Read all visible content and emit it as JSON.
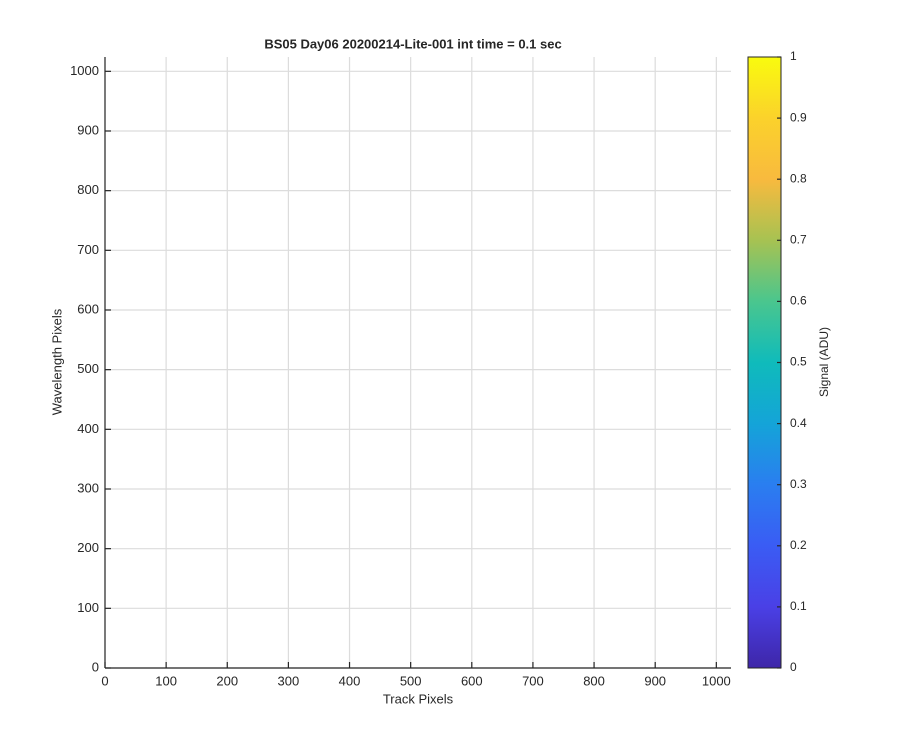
{
  "chart_data": {
    "type": "image",
    "title": "BS05 Day06 20200214-Lite-001 int time = 0.1 sec",
    "xlabel": "Track Pixels",
    "ylabel": "Wavelength Pixels",
    "xlim": [
      0,
      1024
    ],
    "ylim": [
      0,
      1024
    ],
    "xticks": [
      0,
      100,
      200,
      300,
      400,
      500,
      600,
      700,
      800,
      900,
      1000
    ],
    "yticks": [
      0,
      100,
      200,
      300,
      400,
      500,
      600,
      700,
      800,
      900,
      1000
    ],
    "grid": true,
    "colorbar": {
      "label": "Signal (ADU)",
      "clim": [
        0,
        1
      ],
      "cticks": [
        0,
        0.1,
        0.2,
        0.3,
        0.4,
        0.5,
        0.6,
        0.7,
        0.8,
        0.9,
        1
      ],
      "colormap": [
        "#3e26a8",
        "#4a40e6",
        "#3a5cf4",
        "#2a7ef0",
        "#14a4d8",
        "#0fbbbb",
        "#4ac68e",
        "#a7c252",
        "#f8ba3e",
        "#fbd22b",
        "#f9fb0e"
      ]
    }
  }
}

----

**DIRECTIONS FOR THIS TASK:**
Spot every line that holds "Pixels" and copy it.

**EXERCISE OUTPUT:**
    "xlabel": "Track Pixels",
    "ylabel": "Wavelength Pixels",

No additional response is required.